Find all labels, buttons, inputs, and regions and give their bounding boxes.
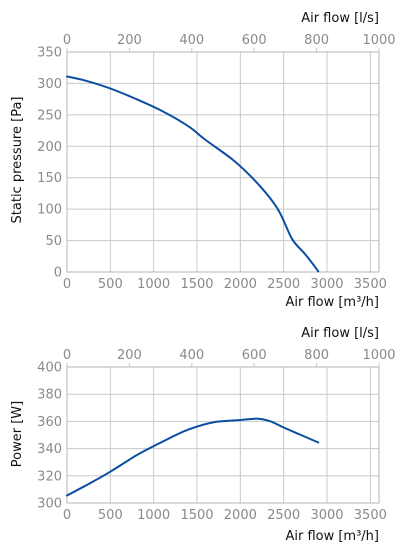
chart1-x2-tick-600: 600	[242, 33, 267, 48]
chart2-x2-tick-600: 600	[242, 348, 267, 363]
chart1-x-tick-500: 500	[98, 277, 123, 292]
chart1-y-tick-250: 250	[37, 108, 62, 123]
chart1-plot-area	[66, 51, 380, 273]
chart2-y-tick-380: 380	[37, 388, 62, 403]
chart1-x2-axis-label: Air flow [l/s]	[301, 11, 379, 26]
chart1-x-tick-0: 0	[63, 277, 71, 292]
chart2-y-tick-300: 300	[37, 497, 62, 512]
chart2-x2-tick-0: 0	[63, 348, 71, 363]
chart1-y-tick-150: 150	[37, 171, 62, 186]
chart2-x2-axis-label: Air flow [l/s]	[301, 326, 379, 341]
chart2-x-tick-2500: 2500	[267, 508, 300, 523]
chart2-x-tick-500: 500	[98, 508, 123, 523]
chart1-x2-tick-200: 200	[117, 33, 142, 48]
chart1-x-axis-label: Air flow [m³/h]	[285, 295, 379, 310]
chart1-x2-tick-800: 800	[304, 33, 329, 48]
chart2-x-tick-1000: 1000	[137, 508, 170, 523]
chart1-x-tick-1000: 1000	[137, 277, 170, 292]
chart2-x2-tick-800: 800	[304, 348, 329, 363]
chart2-plot-area	[66, 366, 380, 504]
chart2-y-tick-400: 400	[37, 361, 62, 376]
chart1-y-tick-200: 200	[37, 140, 62, 155]
chart2-x2-tick-1000: 1000	[362, 348, 395, 363]
chart2-grid	[66, 366, 379, 504]
chart2-x2-tick-200: 200	[117, 348, 142, 363]
chart2-y-axis-label: Power [W]	[10, 401, 25, 467]
chart1-grid	[66, 51, 379, 273]
chart2-x2-tick-400: 400	[179, 348, 204, 363]
chart1-x2-tick-400: 400	[179, 33, 204, 48]
static-pressure-chart: Air flow [l/s] Static pressure [Pa] Air …	[10, 11, 396, 310]
chart1-x-tick-2000: 2000	[224, 277, 257, 292]
chart1-y-tick-0: 0	[54, 266, 62, 281]
chart2-x-tick-1500: 1500	[180, 508, 213, 523]
chart1-y-tick-300: 300	[37, 77, 62, 92]
chart1-x-tick-3500: 3500	[354, 277, 387, 292]
chart1-y-tick-100: 100	[37, 203, 62, 218]
chart2-x-tick-3500: 3500	[354, 508, 387, 523]
power-curve	[66, 417, 320, 497]
chart2-x-axis-label: Air flow [m³/h]	[285, 529, 379, 542]
chart1-x-tick-3000: 3000	[310, 277, 343, 292]
chart1-x2-tick-0: 0	[63, 33, 71, 48]
chart2-x-tick-3000: 3000	[310, 508, 343, 523]
chart2-x-tick-2000: 2000	[224, 508, 257, 523]
power-chart: Air flow [l/s] Power [W] Air flow [m³/h]…	[10, 326, 396, 542]
chart2-x-tick-0: 0	[63, 508, 71, 523]
chart1-y-tick-50: 50	[45, 234, 62, 249]
chart1-y-tick-350: 350	[37, 46, 62, 61]
chart1-y-axis-label: Static pressure [Pa]	[10, 97, 25, 224]
static-pressure-curve	[66, 75, 320, 273]
chart2-y-tick-360: 360	[37, 415, 62, 430]
chart2-y-tick-320: 320	[37, 469, 62, 484]
chart1-x-tick-2500: 2500	[267, 277, 300, 292]
chart1-x2-tick-1000: 1000	[362, 33, 395, 48]
chart1-x-tick-1500: 1500	[180, 277, 213, 292]
chart2-y-tick-340: 340	[37, 442, 62, 457]
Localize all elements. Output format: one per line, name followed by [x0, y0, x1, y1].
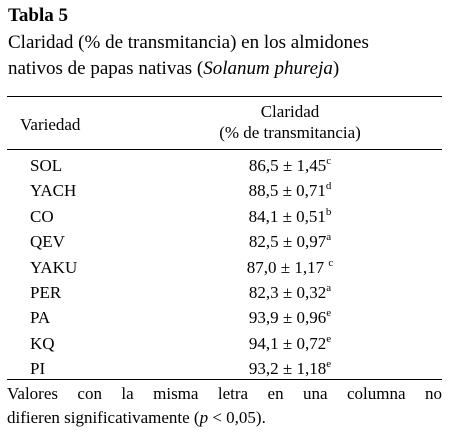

▸ **DIRECTIONS FOR THIS TASK**
Rewrite every line of the records above as a numbered list, skipping blank lines and leaving out the pictures.

▸ **RESPONSE**
1. Find all labels, buttons, inputs, and regions and give their bounding boxes.
2. chart1-x2-tick-600: 600	[242, 33, 267, 48]
3. chart2-x2-tick-600: 600	[242, 348, 267, 363]
4. chart1-x-tick-500: 500	[98, 277, 123, 292]
5. chart1-y-tick-250: 250	[37, 108, 62, 123]
6. chart1-plot-area	[66, 51, 380, 273]
7. chart2-y-tick-380: 380	[37, 388, 62, 403]
8. chart1-x2-axis-label: Air flow [l/s]	[301, 11, 379, 26]
9. chart1-x-tick-0: 0	[63, 277, 71, 292]
10. chart2-y-tick-300: 300	[37, 497, 62, 512]
11. chart2-x2-tick-0: 0	[63, 348, 71, 363]
12. chart1-y-tick-150: 150	[37, 171, 62, 186]
13. chart2-x2-axis-label: Air flow [l/s]	[301, 326, 379, 341]
14. chart2-x-tick-2500: 2500	[267, 508, 300, 523]
15. chart2-x-tick-500: 500	[98, 508, 123, 523]
16. chart1-x2-tick-200: 200	[117, 33, 142, 48]
17. chart1-x-axis-label: Air flow [m³/h]	[285, 295, 379, 310]
18. chart1-x2-tick-800: 800	[304, 33, 329, 48]
19. chart2-x-tick-1000: 1000	[137, 508, 170, 523]
20. chart1-x-tick-1000: 1000	[137, 277, 170, 292]
21. chart2-x2-tick-800: 800	[304, 348, 329, 363]
22. chart2-plot-area	[66, 366, 380, 504]
23. chart2-y-tick-400: 400	[37, 361, 62, 376]
24. chart1-y-tick-200: 200	[37, 140, 62, 155]
25. chart2-x2-tick-1000: 1000	[362, 348, 395, 363]
26. chart2-grid	[66, 366, 379, 504]
27. chart2-x2-tick-200: 200	[117, 348, 142, 363]
28. chart2-y-axis-label: Power [W]	[10, 401, 25, 467]
29. chart1-grid	[66, 51, 379, 273]
30. chart2-x2-tick-400: 400	[179, 348, 204, 363]
31. chart1-x2-tick-400: 400	[179, 33, 204, 48]
32. static-pressure-chart: Air flow [l/s] Static pressure [Pa] Air …	[10, 11, 396, 310]
33. chart1-x-tick-2000: 2000	[224, 277, 257, 292]
34. chart1-y-tick-0: 0	[54, 266, 62, 281]
35. chart2-x-tick-1500: 1500	[180, 508, 213, 523]
36. chart1-y-tick-300: 300	[37, 77, 62, 92]
37. chart1-x-tick-3500: 3500	[354, 277, 387, 292]
38. chart1-y-tick-100: 100	[37, 203, 62, 218]
39. chart2-x-tick-3500: 3500	[354, 508, 387, 523]
40. power-curve	[66, 417, 320, 497]
41. chart2-x-axis-label: Air flow [m³/h]	[285, 529, 379, 542]
42. chart1-x-tick-3000: 3000	[310, 277, 343, 292]
43. chart1-x2-tick-0: 0	[63, 33, 71, 48]
44. chart2-x-tick-3000: 3000	[310, 508, 343, 523]
45. chart2-x-tick-2000: 2000	[224, 508, 257, 523]
46. power-chart: Air flow [l/s] Power [W] Air flow [m³/h]…	[10, 326, 396, 542]
47. chart2-x-tick-0: 0	[63, 508, 71, 523]
48. chart1-y-tick-50: 50	[45, 234, 62, 249]
49. chart1-y-tick-350: 350	[37, 46, 62, 61]
50. chart1-y-axis-label: Static pressure [Pa]	[10, 97, 25, 224]
51. static-pressure-curve	[66, 75, 320, 273]
52. chart2-y-tick-360: 360	[37, 415, 62, 430]
53. chart2-y-tick-320: 320	[37, 469, 62, 484]
54. chart1-x-tick-2500: 2500	[267, 277, 300, 292]
55. chart1-x2-tick-1000: 1000	[362, 33, 395, 48]
56. chart1-x-tick-1500: 1500	[180, 277, 213, 292]
57. chart2-y-tick-340: 340	[37, 442, 62, 457]
58. Localize all elements. Output format: one per line, name followed by [x0, y0, x1, y1].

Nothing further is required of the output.